> **PROBLEM REQUIREMENTS**: Wherever the word "JSON" appears in a line, extract that line.

> **Raw records**:
╭──
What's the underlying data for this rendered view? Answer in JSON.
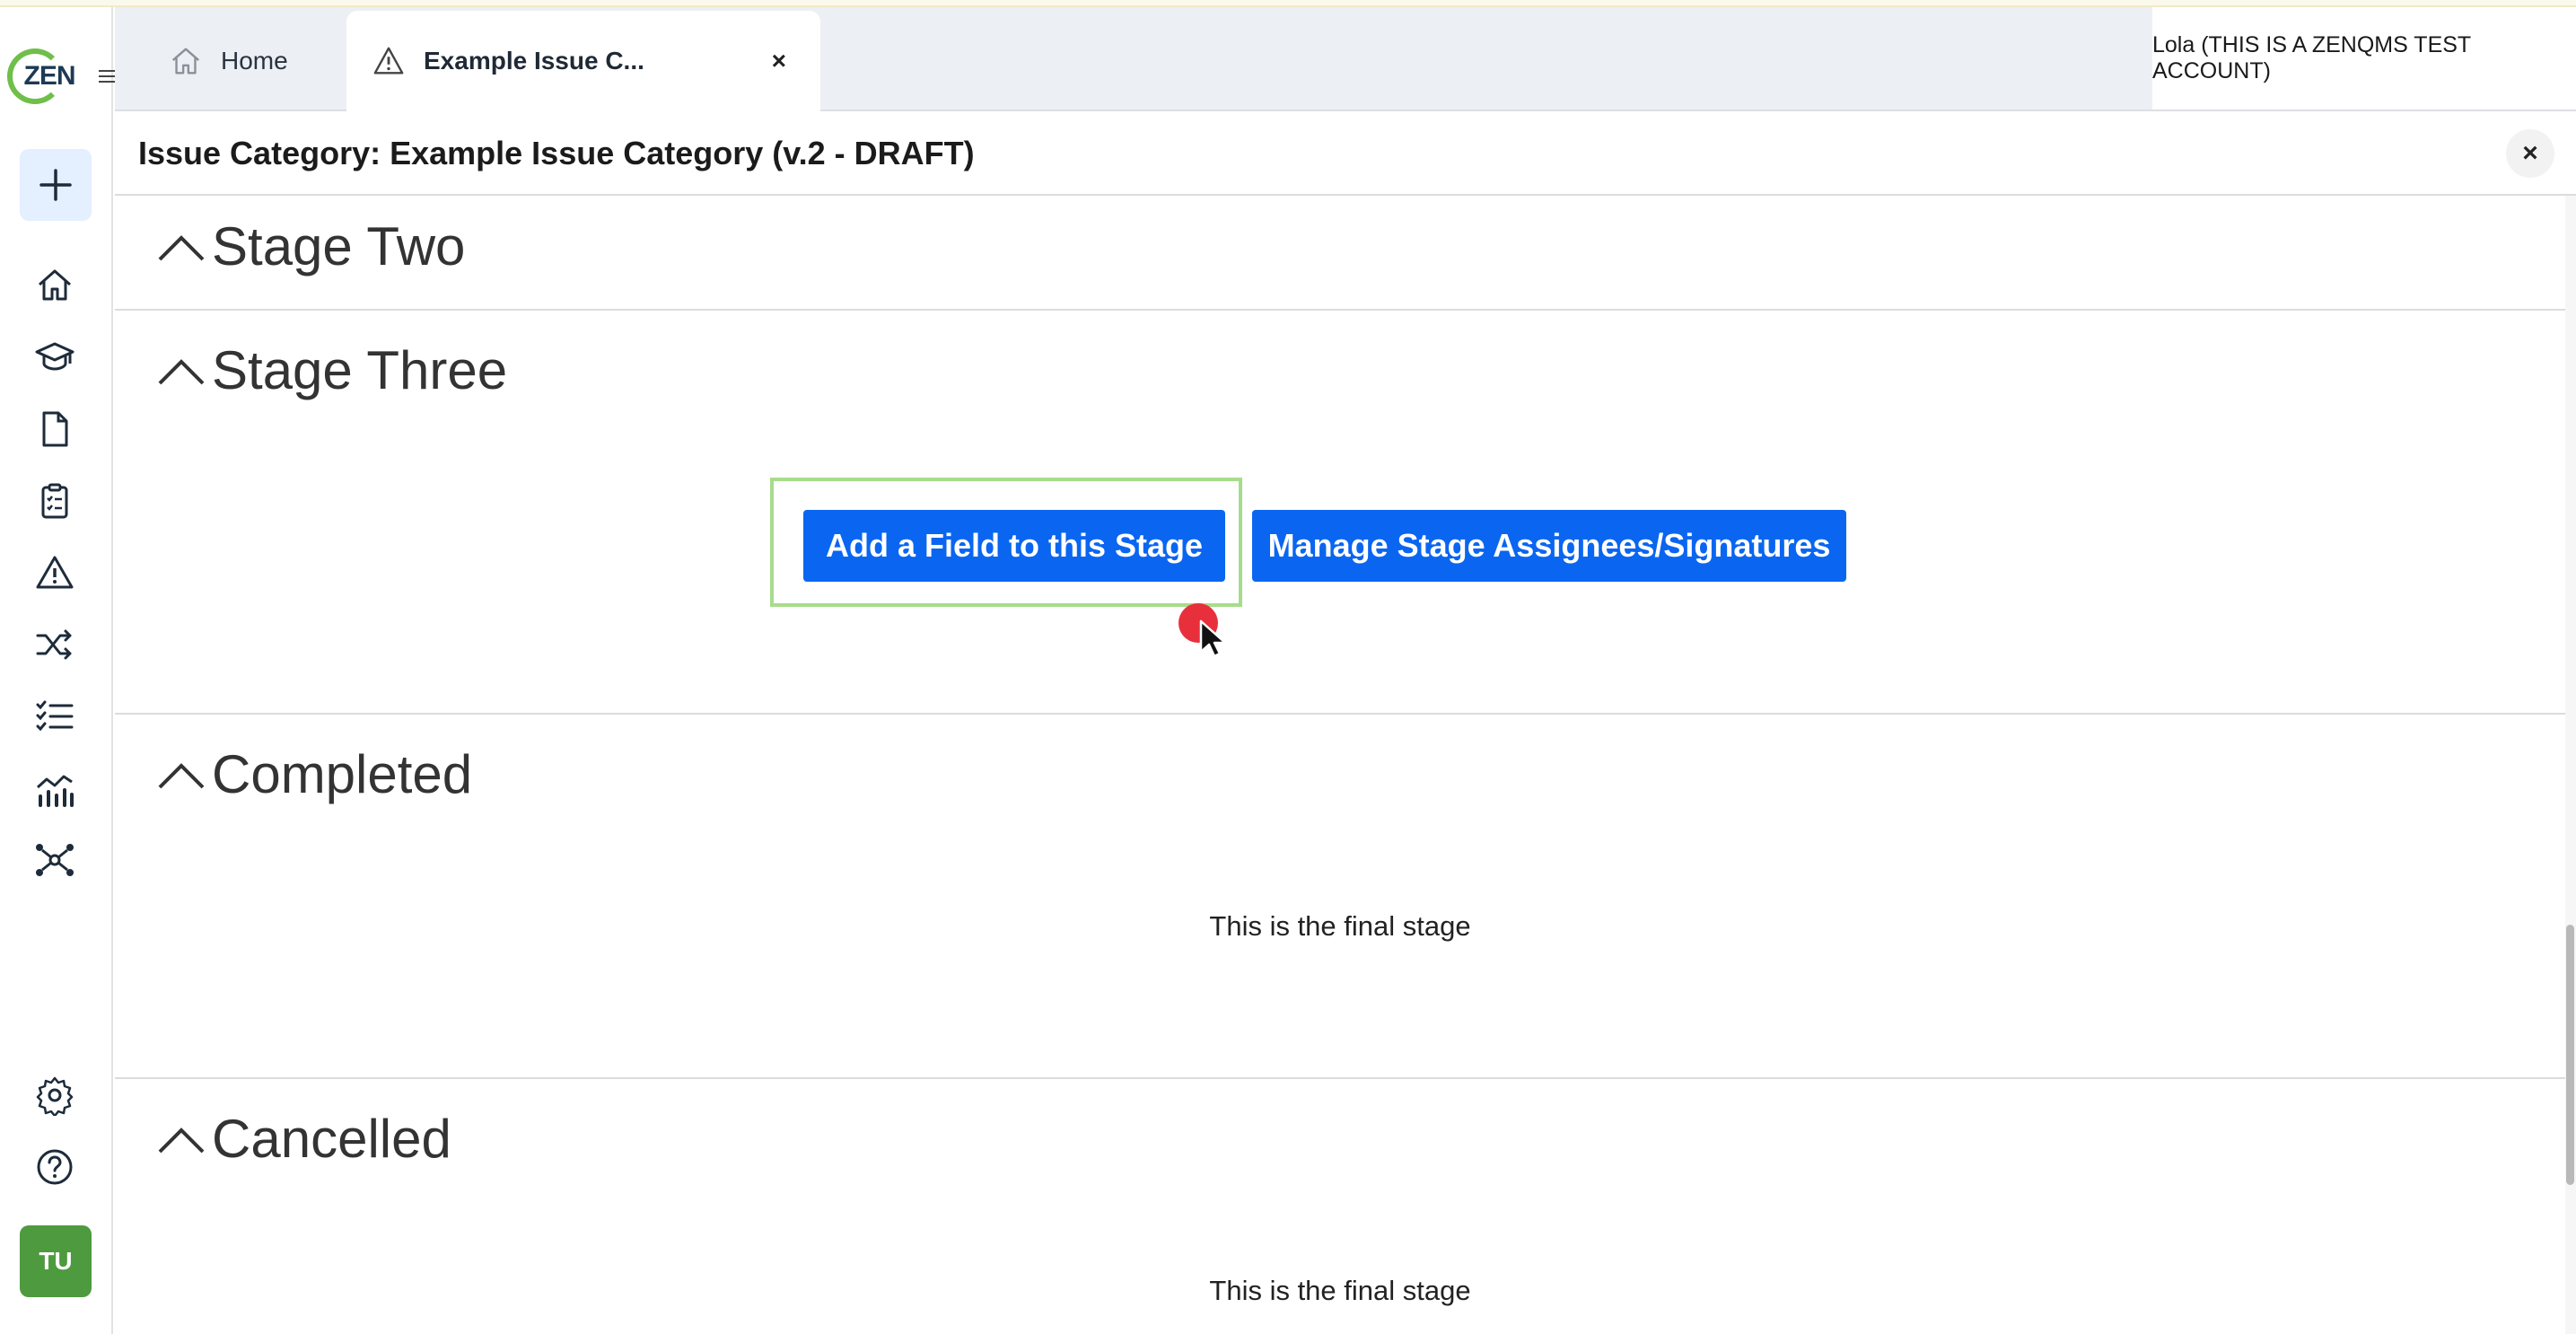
{
  "rail": {
    "logo_text": "ZEN",
    "avatar_initials": "TU"
  },
  "tabs": [
    {
      "label": "Home",
      "icon": "home-icon"
    },
    {
      "label": "Example Issue C...",
      "icon": "warning-icon",
      "close": "×"
    }
  ],
  "user": {
    "label": "Lola (THIS IS A ZENQMS TEST ACCOUNT)"
  },
  "panel": {
    "title": "Issue Category: Example Issue Category (v.2 - DRAFT)",
    "close": "×"
  },
  "stages": [
    {
      "title": "Stage Two"
    },
    {
      "title": "Stage Three",
      "buttons": [
        "Add a Field to this Stage",
        "Manage Stage Assignees/Signatures"
      ]
    },
    {
      "title": "Completed",
      "note": "This is the final stage"
    },
    {
      "title": "Cancelled",
      "note": "This is the final stage"
    }
  ],
  "colors": {
    "primary_button": "#0a66f0",
    "focus_outline": "#a7dc8c",
    "avatar": "#4e9a3f"
  }
}
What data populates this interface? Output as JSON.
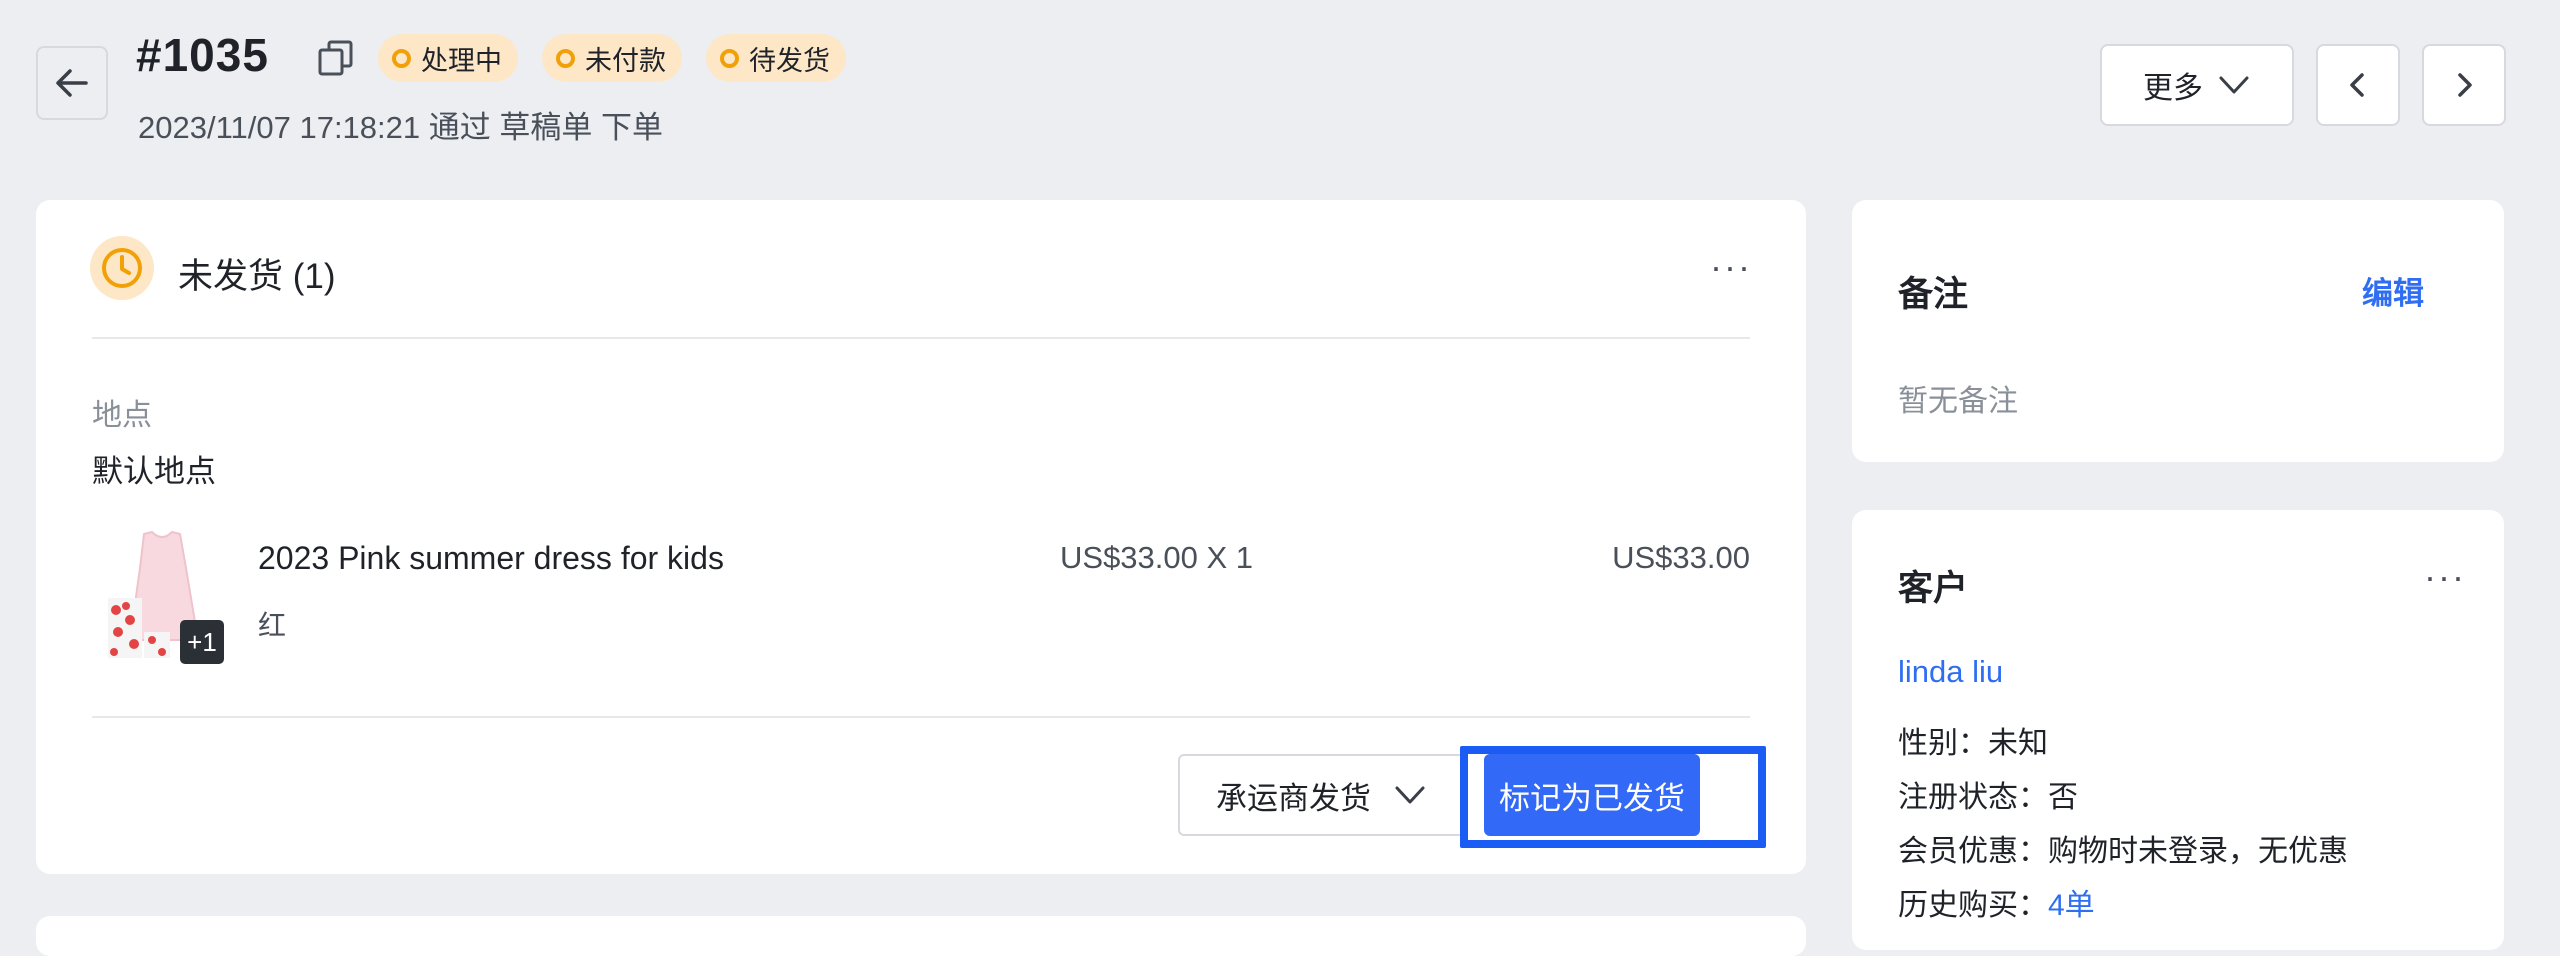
╰──
> **FINAL ANSWER**:
What's the underlying data for this rendered view? Answer in JSON.
What data populates this interface? Output as JSON.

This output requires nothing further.